● Problem requirements: Using the data below, return every line that holds the word "créneau".

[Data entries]
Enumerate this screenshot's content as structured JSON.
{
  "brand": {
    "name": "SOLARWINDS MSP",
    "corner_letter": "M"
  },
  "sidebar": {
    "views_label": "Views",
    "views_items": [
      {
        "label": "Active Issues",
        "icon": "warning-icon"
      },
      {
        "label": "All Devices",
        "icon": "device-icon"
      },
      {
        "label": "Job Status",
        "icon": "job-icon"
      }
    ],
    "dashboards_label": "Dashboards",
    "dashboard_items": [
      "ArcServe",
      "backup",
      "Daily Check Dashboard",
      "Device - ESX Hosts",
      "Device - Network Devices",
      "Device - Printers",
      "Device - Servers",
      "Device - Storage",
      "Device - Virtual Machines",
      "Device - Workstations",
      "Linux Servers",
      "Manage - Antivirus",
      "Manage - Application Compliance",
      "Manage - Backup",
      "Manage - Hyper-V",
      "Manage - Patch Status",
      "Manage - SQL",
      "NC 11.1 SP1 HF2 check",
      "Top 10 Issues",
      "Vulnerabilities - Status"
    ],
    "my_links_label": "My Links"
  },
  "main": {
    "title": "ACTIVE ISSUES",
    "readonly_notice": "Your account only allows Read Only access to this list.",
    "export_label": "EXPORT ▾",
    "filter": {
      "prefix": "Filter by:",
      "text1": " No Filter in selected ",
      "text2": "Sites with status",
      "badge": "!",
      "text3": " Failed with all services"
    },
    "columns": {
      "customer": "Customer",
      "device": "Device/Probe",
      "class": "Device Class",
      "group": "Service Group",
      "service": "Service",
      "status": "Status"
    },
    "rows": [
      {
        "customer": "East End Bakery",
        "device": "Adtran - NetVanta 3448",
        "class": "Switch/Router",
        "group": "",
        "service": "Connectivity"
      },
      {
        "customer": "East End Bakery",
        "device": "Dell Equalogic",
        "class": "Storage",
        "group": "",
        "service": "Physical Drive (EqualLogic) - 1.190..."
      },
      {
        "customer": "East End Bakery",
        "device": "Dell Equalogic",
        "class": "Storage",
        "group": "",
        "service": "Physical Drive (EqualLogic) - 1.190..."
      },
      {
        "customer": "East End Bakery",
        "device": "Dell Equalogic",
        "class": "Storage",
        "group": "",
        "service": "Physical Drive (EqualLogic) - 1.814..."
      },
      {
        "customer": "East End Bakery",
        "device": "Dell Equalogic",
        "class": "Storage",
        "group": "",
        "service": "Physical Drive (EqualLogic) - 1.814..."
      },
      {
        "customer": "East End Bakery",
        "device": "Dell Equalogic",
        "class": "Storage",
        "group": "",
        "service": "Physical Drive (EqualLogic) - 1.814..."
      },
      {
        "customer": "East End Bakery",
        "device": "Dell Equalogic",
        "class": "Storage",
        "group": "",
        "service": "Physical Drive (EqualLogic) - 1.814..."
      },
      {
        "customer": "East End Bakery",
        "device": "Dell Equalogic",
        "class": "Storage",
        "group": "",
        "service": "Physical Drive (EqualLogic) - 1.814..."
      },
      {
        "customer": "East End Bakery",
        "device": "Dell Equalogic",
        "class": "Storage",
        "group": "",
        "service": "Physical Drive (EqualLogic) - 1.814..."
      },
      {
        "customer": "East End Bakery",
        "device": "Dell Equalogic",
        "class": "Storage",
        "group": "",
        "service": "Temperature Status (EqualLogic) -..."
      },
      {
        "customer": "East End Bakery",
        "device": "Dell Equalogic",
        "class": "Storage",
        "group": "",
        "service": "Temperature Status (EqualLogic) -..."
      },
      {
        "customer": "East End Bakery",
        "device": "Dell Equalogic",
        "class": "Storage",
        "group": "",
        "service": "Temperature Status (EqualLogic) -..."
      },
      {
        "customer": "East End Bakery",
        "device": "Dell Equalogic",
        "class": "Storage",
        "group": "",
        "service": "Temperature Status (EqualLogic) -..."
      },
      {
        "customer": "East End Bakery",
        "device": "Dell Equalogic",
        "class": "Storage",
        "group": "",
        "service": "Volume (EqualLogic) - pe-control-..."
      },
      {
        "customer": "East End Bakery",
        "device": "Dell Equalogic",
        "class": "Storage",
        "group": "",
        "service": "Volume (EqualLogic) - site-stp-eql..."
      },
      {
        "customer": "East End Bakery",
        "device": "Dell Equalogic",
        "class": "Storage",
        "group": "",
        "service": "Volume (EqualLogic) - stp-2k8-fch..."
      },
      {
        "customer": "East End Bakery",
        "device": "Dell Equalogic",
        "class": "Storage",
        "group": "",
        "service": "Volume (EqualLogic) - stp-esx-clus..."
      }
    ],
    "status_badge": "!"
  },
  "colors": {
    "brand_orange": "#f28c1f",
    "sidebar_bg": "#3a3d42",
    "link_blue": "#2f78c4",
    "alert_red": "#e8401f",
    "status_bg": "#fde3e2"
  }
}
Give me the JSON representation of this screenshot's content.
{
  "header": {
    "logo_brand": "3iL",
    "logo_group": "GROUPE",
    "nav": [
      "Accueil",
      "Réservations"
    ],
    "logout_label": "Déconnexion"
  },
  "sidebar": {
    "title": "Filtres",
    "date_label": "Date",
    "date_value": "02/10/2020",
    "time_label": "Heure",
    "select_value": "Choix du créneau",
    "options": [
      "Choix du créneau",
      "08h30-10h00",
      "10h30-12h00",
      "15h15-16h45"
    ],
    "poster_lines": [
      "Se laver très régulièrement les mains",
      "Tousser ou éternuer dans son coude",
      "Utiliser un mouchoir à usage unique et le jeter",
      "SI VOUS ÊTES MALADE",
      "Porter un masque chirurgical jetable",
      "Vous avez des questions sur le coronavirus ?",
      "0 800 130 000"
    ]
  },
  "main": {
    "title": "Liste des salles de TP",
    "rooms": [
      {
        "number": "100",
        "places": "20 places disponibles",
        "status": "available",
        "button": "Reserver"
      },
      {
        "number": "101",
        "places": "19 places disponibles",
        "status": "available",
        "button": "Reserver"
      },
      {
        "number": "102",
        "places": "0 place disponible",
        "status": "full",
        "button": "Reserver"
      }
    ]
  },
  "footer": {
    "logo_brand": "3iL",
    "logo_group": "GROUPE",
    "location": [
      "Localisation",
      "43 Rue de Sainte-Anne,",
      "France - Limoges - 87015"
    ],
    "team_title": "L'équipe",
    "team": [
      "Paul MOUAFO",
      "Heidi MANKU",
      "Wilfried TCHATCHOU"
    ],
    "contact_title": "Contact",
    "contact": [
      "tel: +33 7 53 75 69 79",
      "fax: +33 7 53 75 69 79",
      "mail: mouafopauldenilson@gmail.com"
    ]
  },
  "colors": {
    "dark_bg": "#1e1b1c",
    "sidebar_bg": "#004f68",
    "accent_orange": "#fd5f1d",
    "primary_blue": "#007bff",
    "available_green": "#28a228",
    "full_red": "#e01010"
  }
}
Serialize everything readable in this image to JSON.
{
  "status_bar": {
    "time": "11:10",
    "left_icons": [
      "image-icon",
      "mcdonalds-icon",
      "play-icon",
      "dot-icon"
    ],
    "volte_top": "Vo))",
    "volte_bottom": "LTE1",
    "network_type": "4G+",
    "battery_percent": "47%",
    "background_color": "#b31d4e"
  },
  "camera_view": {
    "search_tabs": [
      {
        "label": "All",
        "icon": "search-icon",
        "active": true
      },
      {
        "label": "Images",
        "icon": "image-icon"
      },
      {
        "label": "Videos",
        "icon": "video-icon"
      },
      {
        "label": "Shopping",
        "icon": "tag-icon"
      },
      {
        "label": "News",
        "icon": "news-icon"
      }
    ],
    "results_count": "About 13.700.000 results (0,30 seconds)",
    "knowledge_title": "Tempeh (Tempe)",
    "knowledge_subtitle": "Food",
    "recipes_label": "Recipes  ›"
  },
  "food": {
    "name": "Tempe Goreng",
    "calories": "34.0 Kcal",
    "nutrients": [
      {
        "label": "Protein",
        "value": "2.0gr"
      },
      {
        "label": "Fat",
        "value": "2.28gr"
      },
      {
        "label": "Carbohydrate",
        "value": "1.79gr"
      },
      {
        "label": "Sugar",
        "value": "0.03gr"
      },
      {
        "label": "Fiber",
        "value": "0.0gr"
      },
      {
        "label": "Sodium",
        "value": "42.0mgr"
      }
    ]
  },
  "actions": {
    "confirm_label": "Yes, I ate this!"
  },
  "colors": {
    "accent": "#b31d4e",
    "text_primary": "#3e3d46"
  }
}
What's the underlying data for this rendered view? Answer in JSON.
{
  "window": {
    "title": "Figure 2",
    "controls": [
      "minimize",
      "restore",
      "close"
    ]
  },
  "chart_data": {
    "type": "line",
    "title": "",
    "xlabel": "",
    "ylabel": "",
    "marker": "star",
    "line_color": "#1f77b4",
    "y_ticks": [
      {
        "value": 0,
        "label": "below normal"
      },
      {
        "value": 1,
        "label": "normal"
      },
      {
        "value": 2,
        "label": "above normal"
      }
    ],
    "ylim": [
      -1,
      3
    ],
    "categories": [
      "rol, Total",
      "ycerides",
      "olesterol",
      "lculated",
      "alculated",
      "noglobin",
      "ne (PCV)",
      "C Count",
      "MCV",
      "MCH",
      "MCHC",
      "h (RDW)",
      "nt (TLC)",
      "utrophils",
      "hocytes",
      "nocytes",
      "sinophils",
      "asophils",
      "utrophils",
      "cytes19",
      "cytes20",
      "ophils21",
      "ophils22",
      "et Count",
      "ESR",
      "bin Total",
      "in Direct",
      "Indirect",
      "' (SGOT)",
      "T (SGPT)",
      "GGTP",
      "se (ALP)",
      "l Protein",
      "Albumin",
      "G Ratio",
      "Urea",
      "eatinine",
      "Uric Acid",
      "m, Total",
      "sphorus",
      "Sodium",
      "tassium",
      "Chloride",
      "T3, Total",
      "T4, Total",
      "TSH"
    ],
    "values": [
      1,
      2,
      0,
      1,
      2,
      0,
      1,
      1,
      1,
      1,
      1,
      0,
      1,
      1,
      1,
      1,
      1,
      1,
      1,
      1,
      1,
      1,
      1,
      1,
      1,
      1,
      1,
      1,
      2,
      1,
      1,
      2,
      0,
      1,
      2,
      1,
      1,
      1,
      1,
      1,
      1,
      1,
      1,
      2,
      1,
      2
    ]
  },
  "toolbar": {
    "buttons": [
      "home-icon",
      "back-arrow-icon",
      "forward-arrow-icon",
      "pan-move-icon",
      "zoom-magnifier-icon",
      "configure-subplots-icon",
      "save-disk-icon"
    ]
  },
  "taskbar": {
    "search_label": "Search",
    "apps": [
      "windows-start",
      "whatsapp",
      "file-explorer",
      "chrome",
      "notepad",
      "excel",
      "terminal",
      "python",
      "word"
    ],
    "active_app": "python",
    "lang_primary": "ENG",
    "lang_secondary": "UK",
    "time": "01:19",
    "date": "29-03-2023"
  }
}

● Response:
    "select_value": "Choix du créneau",
      "Choix du créneau",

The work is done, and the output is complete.